**Written problem**
Give the count of lines that include the string "不符合题意". Add nothing to it.

**Task data**
┏━━

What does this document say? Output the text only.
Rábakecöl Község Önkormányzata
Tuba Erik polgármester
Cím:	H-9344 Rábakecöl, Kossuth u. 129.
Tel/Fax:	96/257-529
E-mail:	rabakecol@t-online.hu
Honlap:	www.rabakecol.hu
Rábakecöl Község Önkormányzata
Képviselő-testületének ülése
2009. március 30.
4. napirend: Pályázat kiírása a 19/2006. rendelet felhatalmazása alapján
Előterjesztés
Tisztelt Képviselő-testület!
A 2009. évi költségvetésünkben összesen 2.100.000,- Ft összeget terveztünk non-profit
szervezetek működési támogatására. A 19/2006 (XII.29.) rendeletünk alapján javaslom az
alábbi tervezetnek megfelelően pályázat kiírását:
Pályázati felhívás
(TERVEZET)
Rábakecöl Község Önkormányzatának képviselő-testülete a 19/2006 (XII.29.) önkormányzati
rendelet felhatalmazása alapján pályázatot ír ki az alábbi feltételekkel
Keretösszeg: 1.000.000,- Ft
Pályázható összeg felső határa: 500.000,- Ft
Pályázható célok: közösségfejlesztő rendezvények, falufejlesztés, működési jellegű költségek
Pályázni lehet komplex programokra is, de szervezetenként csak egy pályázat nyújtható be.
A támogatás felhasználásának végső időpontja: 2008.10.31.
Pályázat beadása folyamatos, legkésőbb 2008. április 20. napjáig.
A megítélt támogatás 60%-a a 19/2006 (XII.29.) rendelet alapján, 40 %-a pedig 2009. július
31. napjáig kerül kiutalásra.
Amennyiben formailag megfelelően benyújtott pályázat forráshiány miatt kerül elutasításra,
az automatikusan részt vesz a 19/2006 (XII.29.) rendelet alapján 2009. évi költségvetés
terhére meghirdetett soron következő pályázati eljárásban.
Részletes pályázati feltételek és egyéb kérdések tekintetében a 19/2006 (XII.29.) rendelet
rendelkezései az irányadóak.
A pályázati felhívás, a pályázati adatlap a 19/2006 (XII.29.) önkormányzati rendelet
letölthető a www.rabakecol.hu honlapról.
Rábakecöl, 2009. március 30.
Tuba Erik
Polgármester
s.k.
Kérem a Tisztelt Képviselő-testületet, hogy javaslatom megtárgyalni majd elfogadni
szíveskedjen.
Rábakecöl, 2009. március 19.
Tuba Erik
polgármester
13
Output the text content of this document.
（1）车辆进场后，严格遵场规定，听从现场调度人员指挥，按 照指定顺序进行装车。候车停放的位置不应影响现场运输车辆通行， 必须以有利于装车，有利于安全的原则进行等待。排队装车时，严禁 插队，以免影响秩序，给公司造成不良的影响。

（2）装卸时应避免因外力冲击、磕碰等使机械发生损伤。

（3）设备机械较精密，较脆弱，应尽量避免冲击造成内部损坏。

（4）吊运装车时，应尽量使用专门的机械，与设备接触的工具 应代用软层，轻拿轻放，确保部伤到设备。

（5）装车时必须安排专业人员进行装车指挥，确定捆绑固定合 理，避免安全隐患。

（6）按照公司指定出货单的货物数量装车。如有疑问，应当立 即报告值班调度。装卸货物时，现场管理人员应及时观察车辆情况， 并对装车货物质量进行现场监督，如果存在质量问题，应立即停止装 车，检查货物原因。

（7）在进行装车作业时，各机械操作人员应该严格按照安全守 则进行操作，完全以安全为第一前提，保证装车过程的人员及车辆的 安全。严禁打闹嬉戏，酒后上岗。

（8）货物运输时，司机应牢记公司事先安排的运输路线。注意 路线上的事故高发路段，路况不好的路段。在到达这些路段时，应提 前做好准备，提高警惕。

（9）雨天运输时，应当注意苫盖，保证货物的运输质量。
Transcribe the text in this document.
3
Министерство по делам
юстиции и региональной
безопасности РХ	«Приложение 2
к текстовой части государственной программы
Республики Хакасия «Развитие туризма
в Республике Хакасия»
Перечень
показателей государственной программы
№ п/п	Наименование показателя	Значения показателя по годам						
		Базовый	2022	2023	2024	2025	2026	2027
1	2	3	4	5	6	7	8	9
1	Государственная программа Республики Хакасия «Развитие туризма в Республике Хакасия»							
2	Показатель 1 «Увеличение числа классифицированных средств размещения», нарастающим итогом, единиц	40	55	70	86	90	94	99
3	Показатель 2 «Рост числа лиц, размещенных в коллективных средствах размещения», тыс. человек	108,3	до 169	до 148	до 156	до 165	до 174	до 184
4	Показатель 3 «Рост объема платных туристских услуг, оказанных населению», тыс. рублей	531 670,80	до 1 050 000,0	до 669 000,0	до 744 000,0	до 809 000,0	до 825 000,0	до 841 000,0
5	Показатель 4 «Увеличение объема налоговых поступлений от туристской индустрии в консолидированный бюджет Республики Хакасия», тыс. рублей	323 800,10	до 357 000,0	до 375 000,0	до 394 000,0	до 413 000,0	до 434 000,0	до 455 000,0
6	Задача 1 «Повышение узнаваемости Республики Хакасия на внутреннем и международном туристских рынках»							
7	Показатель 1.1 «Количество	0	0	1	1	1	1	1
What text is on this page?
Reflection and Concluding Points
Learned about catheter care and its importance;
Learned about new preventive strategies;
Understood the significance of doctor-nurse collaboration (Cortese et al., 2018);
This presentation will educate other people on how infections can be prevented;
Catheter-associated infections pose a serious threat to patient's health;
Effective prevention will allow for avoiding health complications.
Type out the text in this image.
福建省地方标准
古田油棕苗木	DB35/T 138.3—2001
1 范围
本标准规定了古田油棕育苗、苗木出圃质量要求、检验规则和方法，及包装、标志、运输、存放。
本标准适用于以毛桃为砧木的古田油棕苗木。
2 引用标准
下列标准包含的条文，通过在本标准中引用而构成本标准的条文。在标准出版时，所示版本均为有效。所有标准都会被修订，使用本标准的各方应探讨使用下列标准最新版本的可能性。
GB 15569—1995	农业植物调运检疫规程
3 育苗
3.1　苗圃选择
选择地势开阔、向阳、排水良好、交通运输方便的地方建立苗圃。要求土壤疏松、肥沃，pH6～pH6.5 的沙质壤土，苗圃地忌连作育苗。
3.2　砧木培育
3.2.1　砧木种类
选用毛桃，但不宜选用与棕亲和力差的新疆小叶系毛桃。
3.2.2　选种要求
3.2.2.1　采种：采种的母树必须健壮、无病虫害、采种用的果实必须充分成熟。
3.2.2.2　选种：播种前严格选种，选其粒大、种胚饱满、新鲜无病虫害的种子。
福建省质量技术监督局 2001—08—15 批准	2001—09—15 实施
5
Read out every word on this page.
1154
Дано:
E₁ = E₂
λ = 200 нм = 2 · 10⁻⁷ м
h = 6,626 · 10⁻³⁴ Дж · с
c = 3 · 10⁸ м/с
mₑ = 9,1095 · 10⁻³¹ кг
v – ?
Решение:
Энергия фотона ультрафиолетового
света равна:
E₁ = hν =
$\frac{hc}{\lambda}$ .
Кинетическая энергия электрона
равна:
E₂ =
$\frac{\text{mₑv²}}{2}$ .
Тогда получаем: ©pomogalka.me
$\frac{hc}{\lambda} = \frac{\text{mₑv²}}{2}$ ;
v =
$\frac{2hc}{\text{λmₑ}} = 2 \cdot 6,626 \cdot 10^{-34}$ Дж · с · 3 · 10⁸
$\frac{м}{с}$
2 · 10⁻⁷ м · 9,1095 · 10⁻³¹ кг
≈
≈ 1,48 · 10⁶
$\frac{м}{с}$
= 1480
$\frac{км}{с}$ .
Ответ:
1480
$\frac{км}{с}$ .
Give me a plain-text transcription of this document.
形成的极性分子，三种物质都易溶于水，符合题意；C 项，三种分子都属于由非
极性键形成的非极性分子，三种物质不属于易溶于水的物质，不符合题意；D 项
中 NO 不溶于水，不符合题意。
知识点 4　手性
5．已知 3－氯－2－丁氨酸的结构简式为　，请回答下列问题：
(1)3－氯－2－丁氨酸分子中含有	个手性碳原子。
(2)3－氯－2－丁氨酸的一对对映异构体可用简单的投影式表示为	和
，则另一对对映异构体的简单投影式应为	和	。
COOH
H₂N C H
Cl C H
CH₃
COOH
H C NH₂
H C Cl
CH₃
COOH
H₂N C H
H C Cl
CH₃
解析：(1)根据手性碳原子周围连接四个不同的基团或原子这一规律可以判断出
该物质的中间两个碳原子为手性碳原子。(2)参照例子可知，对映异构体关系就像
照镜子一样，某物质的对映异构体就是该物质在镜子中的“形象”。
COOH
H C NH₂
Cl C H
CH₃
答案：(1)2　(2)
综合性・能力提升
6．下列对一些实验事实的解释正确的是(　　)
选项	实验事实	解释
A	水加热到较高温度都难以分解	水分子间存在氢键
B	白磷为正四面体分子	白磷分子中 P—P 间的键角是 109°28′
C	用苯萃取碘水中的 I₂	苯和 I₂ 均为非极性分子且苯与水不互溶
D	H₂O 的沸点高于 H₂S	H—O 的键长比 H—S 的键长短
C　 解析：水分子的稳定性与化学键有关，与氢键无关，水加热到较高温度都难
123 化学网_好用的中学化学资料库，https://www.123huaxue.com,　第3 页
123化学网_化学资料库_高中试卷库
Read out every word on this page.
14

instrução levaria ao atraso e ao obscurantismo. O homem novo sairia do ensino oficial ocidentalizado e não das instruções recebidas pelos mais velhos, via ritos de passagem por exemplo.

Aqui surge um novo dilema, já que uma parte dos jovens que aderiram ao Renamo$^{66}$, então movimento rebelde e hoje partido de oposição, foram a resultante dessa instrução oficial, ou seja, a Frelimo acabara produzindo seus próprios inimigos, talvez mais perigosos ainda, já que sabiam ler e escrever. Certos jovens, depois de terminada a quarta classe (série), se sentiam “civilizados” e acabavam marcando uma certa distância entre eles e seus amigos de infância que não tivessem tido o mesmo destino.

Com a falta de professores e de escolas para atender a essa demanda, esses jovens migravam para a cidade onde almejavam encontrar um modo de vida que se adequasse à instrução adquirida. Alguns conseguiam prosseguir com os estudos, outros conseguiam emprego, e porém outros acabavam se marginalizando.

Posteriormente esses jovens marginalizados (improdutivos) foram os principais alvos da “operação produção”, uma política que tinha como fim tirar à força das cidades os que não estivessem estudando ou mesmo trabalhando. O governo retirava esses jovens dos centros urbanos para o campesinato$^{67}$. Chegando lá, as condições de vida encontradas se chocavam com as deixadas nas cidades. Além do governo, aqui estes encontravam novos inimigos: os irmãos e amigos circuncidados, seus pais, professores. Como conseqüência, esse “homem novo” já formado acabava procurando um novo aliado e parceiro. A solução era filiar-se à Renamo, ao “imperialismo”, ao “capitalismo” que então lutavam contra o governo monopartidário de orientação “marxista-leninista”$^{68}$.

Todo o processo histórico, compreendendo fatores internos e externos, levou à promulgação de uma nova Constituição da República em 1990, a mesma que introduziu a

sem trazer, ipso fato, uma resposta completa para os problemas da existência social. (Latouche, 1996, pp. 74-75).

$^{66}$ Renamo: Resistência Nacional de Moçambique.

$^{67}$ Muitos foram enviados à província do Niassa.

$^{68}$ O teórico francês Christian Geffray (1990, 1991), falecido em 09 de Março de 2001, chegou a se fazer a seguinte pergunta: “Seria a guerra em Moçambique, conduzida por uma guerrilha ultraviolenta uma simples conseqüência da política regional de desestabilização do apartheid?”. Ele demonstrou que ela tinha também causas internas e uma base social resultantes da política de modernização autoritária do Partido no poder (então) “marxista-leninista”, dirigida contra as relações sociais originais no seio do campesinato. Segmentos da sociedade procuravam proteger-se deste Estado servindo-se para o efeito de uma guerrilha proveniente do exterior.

┗━━

**Right answer**
2